[Task to complete]
Keep the wording of each record exactly the same when you repeat it, and leave out pictures.

Collected data:

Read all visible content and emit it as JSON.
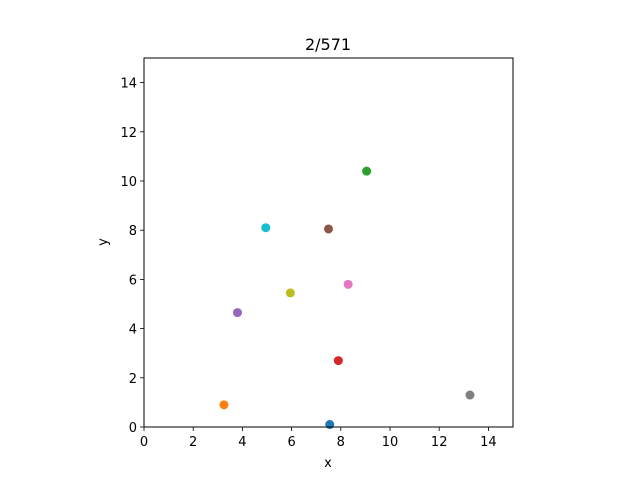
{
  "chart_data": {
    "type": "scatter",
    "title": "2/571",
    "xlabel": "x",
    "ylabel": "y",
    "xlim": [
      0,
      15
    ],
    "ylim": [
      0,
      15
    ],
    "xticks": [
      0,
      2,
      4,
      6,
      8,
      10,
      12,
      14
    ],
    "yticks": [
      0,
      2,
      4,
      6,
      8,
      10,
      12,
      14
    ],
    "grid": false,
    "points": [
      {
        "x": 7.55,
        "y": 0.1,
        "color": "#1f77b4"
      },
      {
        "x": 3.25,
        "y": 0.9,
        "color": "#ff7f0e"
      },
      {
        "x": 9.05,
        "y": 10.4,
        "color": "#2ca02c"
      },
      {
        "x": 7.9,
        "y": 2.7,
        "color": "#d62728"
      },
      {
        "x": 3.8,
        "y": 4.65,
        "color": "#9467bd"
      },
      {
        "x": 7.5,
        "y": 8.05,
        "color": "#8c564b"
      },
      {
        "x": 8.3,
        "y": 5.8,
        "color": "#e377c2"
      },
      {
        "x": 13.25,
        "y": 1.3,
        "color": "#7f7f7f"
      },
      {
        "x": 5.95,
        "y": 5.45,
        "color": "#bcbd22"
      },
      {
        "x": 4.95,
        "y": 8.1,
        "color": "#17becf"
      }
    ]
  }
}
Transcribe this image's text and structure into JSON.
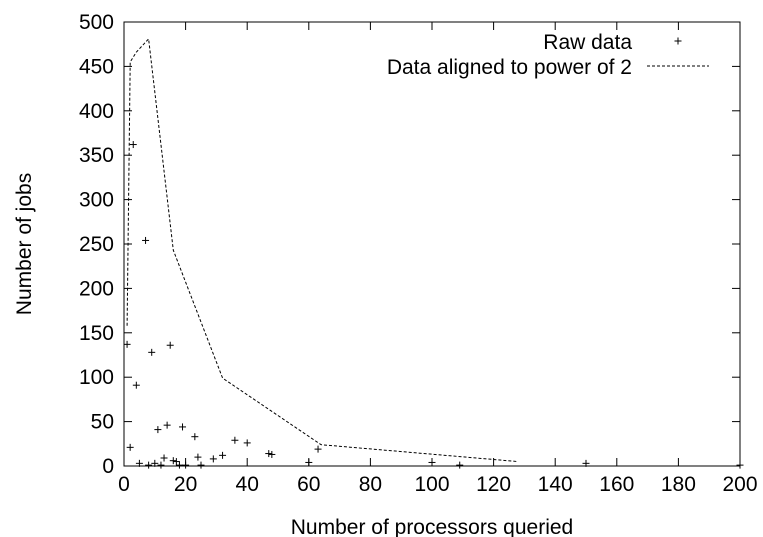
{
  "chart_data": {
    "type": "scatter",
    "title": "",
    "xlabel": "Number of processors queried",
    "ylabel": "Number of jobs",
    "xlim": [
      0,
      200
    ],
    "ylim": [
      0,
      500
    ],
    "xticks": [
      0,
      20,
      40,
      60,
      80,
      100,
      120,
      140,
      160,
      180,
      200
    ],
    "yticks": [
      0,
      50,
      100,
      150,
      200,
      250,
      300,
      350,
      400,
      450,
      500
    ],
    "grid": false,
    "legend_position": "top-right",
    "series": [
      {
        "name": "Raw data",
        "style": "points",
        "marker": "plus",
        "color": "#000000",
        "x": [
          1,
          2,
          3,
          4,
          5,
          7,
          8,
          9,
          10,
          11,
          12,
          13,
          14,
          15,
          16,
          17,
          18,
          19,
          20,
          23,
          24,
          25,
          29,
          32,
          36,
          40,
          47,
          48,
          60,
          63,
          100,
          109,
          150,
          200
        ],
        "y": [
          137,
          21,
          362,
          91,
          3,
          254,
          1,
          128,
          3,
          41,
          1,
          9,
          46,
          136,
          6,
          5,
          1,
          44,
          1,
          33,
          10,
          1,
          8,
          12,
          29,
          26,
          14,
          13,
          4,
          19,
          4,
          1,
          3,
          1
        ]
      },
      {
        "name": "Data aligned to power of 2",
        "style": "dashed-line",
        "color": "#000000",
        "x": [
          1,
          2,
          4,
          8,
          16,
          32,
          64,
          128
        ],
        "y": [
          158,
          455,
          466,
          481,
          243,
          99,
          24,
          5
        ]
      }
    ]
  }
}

[Right answer]
Read all visible content and emit it as JSON.
{
  "chart_data": {
    "type": "scatter",
    "title": "2/571",
    "xlabel": "x",
    "ylabel": "y",
    "xlim": [
      0,
      15
    ],
    "ylim": [
      0,
      15
    ],
    "xticks": [
      0,
      2,
      4,
      6,
      8,
      10,
      12,
      14
    ],
    "yticks": [
      0,
      2,
      4,
      6,
      8,
      10,
      12,
      14
    ],
    "grid": false,
    "points": [
      {
        "x": 7.55,
        "y": 0.1,
        "color": "#1f77b4"
      },
      {
        "x": 3.25,
        "y": 0.9,
        "color": "#ff7f0e"
      },
      {
        "x": 9.05,
        "y": 10.4,
        "color": "#2ca02c"
      },
      {
        "x": 7.9,
        "y": 2.7,
        "color": "#d62728"
      },
      {
        "x": 3.8,
        "y": 4.65,
        "color": "#9467bd"
      },
      {
        "x": 7.5,
        "y": 8.05,
        "color": "#8c564b"
      },
      {
        "x": 8.3,
        "y": 5.8,
        "color": "#e377c2"
      },
      {
        "x": 13.25,
        "y": 1.3,
        "color": "#7f7f7f"
      },
      {
        "x": 5.95,
        "y": 5.45,
        "color": "#bcbd22"
      },
      {
        "x": 4.95,
        "y": 8.1,
        "color": "#17becf"
      }
    ]
  }
}
Transcribe this image's text and structure into JSON.
{
  "chart_data": {
    "type": "scatter",
    "title": "",
    "xlabel": "Number of processors queried",
    "ylabel": "Number of jobs",
    "xlim": [
      0,
      200
    ],
    "ylim": [
      0,
      500
    ],
    "xticks": [
      0,
      20,
      40,
      60,
      80,
      100,
      120,
      140,
      160,
      180,
      200
    ],
    "yticks": [
      0,
      50,
      100,
      150,
      200,
      250,
      300,
      350,
      400,
      450,
      500
    ],
    "grid": false,
    "legend_position": "top-right",
    "series": [
      {
        "name": "Raw data",
        "style": "points",
        "marker": "plus",
        "color": "#000000",
        "x": [
          1,
          2,
          3,
          4,
          5,
          7,
          8,
          9,
          10,
          11,
          12,
          13,
          14,
          15,
          16,
          17,
          18,
          19,
          20,
          23,
          24,
          25,
          29,
          32,
          36,
          40,
          47,
          48,
          60,
          63,
          100,
          109,
          150,
          200
        ],
        "y": [
          137,
          21,
          362,
          91,
          3,
          254,
          1,
          128,
          3,
          41,
          1,
          9,
          46,
          136,
          6,
          5,
          1,
          44,
          1,
          33,
          10,
          1,
          8,
          12,
          29,
          26,
          14,
          13,
          4,
          19,
          4,
          1,
          3,
          1
        ]
      },
      {
        "name": "Data aligned to power of 2",
        "style": "dashed-line",
        "color": "#000000",
        "x": [
          1,
          2,
          4,
          8,
          16,
          32,
          64,
          128
        ],
        "y": [
          158,
          455,
          466,
          481,
          243,
          99,
          24,
          5
        ]
      }
    ]
  }
}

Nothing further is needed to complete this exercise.